TASK STATEMENT: Exactly as they appear, output all of the entries.

SOURCE DATA:
----------------
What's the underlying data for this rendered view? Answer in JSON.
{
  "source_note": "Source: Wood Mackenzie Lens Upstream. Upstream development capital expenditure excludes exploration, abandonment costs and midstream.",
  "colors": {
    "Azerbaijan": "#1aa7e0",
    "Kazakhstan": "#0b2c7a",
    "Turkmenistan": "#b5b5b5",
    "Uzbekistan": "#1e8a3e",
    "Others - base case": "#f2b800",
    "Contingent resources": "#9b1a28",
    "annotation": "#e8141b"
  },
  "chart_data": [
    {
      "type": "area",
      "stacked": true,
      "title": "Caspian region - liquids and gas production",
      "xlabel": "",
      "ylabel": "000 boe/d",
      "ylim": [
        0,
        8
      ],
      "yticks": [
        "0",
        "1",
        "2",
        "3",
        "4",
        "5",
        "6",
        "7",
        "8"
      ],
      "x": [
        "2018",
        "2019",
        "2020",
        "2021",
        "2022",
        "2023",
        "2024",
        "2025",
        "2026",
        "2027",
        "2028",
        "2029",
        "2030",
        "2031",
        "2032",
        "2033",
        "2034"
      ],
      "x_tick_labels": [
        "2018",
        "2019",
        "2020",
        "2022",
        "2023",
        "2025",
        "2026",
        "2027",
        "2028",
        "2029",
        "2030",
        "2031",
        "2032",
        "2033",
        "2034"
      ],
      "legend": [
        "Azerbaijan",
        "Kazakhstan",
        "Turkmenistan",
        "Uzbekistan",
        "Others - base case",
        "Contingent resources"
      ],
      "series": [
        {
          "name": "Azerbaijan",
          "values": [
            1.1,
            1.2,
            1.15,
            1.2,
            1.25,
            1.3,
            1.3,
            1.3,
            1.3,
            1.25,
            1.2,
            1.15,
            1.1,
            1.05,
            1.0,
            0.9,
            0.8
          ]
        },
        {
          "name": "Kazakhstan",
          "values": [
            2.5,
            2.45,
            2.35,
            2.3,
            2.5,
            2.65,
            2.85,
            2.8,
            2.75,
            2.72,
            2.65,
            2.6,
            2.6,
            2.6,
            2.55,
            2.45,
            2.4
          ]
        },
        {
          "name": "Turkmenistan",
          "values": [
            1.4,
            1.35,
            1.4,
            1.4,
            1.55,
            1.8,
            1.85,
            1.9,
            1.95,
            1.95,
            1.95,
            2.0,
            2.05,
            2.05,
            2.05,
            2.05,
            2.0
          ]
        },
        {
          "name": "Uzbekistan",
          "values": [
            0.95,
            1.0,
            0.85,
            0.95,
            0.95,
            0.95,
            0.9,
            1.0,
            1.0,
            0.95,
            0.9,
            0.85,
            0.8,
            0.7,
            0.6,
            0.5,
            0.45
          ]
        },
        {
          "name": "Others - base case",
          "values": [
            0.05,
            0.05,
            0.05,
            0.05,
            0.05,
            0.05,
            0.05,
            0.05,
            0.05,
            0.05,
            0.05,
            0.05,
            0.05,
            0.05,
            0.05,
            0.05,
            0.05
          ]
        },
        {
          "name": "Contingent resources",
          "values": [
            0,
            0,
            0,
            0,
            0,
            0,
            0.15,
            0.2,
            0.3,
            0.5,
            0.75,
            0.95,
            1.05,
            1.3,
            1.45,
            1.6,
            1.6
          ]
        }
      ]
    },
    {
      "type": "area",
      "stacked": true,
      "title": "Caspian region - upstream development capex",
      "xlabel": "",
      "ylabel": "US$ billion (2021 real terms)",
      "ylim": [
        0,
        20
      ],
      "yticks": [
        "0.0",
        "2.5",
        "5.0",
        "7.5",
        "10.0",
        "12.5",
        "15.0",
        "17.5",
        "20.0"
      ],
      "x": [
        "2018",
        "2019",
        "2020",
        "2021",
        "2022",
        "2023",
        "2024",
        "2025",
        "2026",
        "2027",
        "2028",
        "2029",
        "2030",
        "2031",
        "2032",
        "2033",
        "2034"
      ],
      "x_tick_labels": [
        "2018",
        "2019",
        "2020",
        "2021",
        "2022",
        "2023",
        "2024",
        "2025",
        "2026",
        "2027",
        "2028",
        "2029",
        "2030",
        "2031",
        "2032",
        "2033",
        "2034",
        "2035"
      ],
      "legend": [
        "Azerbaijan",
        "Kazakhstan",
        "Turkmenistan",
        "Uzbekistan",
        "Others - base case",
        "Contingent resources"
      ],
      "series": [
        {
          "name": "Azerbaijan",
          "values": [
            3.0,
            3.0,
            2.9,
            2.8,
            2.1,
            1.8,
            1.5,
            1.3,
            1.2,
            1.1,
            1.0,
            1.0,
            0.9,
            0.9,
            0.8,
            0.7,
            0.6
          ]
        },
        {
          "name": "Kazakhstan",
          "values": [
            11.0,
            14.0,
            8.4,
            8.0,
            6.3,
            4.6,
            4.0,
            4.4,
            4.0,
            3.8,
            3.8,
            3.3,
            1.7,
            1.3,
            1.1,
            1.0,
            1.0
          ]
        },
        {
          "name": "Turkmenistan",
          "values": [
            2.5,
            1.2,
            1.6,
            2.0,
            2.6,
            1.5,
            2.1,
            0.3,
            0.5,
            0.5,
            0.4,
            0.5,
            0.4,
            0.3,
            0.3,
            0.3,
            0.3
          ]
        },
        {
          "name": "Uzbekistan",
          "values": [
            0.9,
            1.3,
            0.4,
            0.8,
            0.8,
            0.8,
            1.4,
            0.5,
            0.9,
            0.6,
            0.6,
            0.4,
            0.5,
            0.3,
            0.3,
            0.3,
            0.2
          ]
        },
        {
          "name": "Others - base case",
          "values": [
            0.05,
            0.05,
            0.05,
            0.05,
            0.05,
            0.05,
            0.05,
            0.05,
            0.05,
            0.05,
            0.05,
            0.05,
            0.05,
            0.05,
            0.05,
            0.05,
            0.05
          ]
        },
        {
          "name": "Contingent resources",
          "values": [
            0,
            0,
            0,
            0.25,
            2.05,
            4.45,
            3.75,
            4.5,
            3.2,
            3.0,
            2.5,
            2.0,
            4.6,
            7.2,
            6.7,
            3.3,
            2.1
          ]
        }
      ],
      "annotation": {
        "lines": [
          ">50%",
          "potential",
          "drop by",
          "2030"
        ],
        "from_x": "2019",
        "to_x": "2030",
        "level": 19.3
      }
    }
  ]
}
----------------
RESULT:
What's the underlying data for this rendered view? Answer in JSON.
{
  "source_note": "Source: Wood Mackenzie Lens Upstream. Upstream development capital expenditure excludes exploration, abandonment costs and midstream.",
  "colors": {
    "Azerbaijan": "#1aa7e0",
    "Kazakhstan": "#0b2c7a",
    "Turkmenistan": "#b5b5b5",
    "Uzbekistan": "#1e8a3e",
    "Others - base case": "#f2b800",
    "Contingent resources": "#9b1a28",
    "annotation": "#e8141b"
  },
  "chart_data": [
    {
      "type": "area",
      "stacked": true,
      "title": "Caspian region - liquids and gas production",
      "xlabel": "",
      "ylabel": "000 boe/d",
      "ylim": [
        0,
        8
      ],
      "yticks": [
        "0",
        "1",
        "2",
        "3",
        "4",
        "5",
        "6",
        "7",
        "8"
      ],
      "x": [
        "2018",
        "2019",
        "2020",
        "2021",
        "2022",
        "2023",
        "2024",
        "2025",
        "2026",
        "2027",
        "2028",
        "2029",
        "2030",
        "2031",
        "2032",
        "2033",
        "2034"
      ],
      "x_tick_labels": [
        "2018",
        "2019",
        "2020",
        "2022",
        "2023",
        "2025",
        "2026",
        "2027",
        "2028",
        "2029",
        "2030",
        "2031",
        "2032",
        "2033",
        "2034"
      ],
      "legend": [
        "Azerbaijan",
        "Kazakhstan",
        "Turkmenistan",
        "Uzbekistan",
        "Others - base case",
        "Contingent resources"
      ],
      "series": [
        {
          "name": "Azerbaijan",
          "values": [
            1.1,
            1.2,
            1.15,
            1.2,
            1.25,
            1.3,
            1.3,
            1.3,
            1.3,
            1.25,
            1.2,
            1.15,
            1.1,
            1.05,
            1.0,
            0.9,
            0.8
          ]
        },
        {
          "name": "Kazakhstan",
          "values": [
            2.5,
            2.45,
            2.35,
            2.3,
            2.5,
            2.65,
            2.85,
            2.8,
            2.75,
            2.72,
            2.65,
            2.6,
            2.6,
            2.6,
            2.55,
            2.45,
            2.4
          ]
        },
        {
          "name": "Turkmenistan",
          "values": [
            1.4,
            1.35,
            1.4,
            1.4,
            1.55,
            1.8,
            1.85,
            1.9,
            1.95,
            1.95,
            1.95,
            2.0,
            2.05,
            2.05,
            2.05,
            2.05,
            2.0
          ]
        },
        {
          "name": "Uzbekistan",
          "values": [
            0.95,
            1.0,
            0.85,
            0.95,
            0.95,
            0.95,
            0.9,
            1.0,
            1.0,
            0.95,
            0.9,
            0.85,
            0.8,
            0.7,
            0.6,
            0.5,
            0.45
          ]
        },
        {
          "name": "Others - base case",
          "values": [
            0.05,
            0.05,
            0.05,
            0.05,
            0.05,
            0.05,
            0.05,
            0.05,
            0.05,
            0.05,
            0.05,
            0.05,
            0.05,
            0.05,
            0.05,
            0.05,
            0.05
          ]
        },
        {
          "name": "Contingent resources",
          "values": [
            0,
            0,
            0,
            0,
            0,
            0,
            0.15,
            0.2,
            0.3,
            0.5,
            0.75,
            0.95,
            1.05,
            1.3,
            1.45,
            1.6,
            1.6
          ]
        }
      ]
    },
    {
      "type": "area",
      "stacked": true,
      "title": "Caspian region - upstream development capex",
      "xlabel": "",
      "ylabel": "US$ billion (2021 real terms)",
      "ylim": [
        0,
        20
      ],
      "yticks": [
        "0.0",
        "2.5",
        "5.0",
        "7.5",
        "10.0",
        "12.5",
        "15.0",
        "17.5",
        "20.0"
      ],
      "x": [
        "2018",
        "2019",
        "2020",
        "2021",
        "2022",
        "2023",
        "2024",
        "2025",
        "2026",
        "2027",
        "2028",
        "2029",
        "2030",
        "2031",
        "2032",
        "2033",
        "2034"
      ],
      "x_tick_labels": [
        "2018",
        "2019",
        "2020",
        "2021",
        "2022",
        "2023",
        "2024",
        "2025",
        "2026",
        "2027",
        "2028",
        "2029",
        "2030",
        "2031",
        "2032",
        "2033",
        "2034",
        "2035"
      ],
      "legend": [
        "Azerbaijan",
        "Kazakhstan",
        "Turkmenistan",
        "Uzbekistan",
        "Others - base case",
        "Contingent resources"
      ],
      "series": [
        {
          "name": "Azerbaijan",
          "values": [
            3.0,
            3.0,
            2.9,
            2.8,
            2.1,
            1.8,
            1.5,
            1.3,
            1.2,
            1.1,
            1.0,
            1.0,
            0.9,
            0.9,
            0.8,
            0.7,
            0.6
          ]
        },
        {
          "name": "Kazakhstan",
          "values": [
            11.0,
            14.0,
            8.4,
            8.0,
            6.3,
            4.6,
            4.0,
            4.4,
            4.0,
            3.8,
            3.8,
            3.3,
            1.7,
            1.3,
            1.1,
            1.0,
            1.0
          ]
        },
        {
          "name": "Turkmenistan",
          "values": [
            2.5,
            1.2,
            1.6,
            2.0,
            2.6,
            1.5,
            2.1,
            0.3,
            0.5,
            0.5,
            0.4,
            0.5,
            0.4,
            0.3,
            0.3,
            0.3,
            0.3
          ]
        },
        {
          "name": "Uzbekistan",
          "values": [
            0.9,
            1.3,
            0.4,
            0.8,
            0.8,
            0.8,
            1.4,
            0.5,
            0.9,
            0.6,
            0.6,
            0.4,
            0.5,
            0.3,
            0.3,
            0.3,
            0.2
          ]
        },
        {
          "name": "Others - base case",
          "values": [
            0.05,
            0.05,
            0.05,
            0.05,
            0.05,
            0.05,
            0.05,
            0.05,
            0.05,
            0.05,
            0.05,
            0.05,
            0.05,
            0.05,
            0.05,
            0.05,
            0.05
          ]
        },
        {
          "name": "Contingent resources",
          "values": [
            0,
            0,
            0,
            0.25,
            2.05,
            4.45,
            3.75,
            4.5,
            3.2,
            3.0,
            2.5,
            2.0,
            4.6,
            7.2,
            6.7,
            3.3,
            2.1
          ]
        }
      ],
      "annotation": {
        "lines": [
          ">50%",
          "potential",
          "drop by",
          "2030"
        ],
        "from_x": "2019",
        "to_x": "2030",
        "level": 19.3
      }
    }
  ]
}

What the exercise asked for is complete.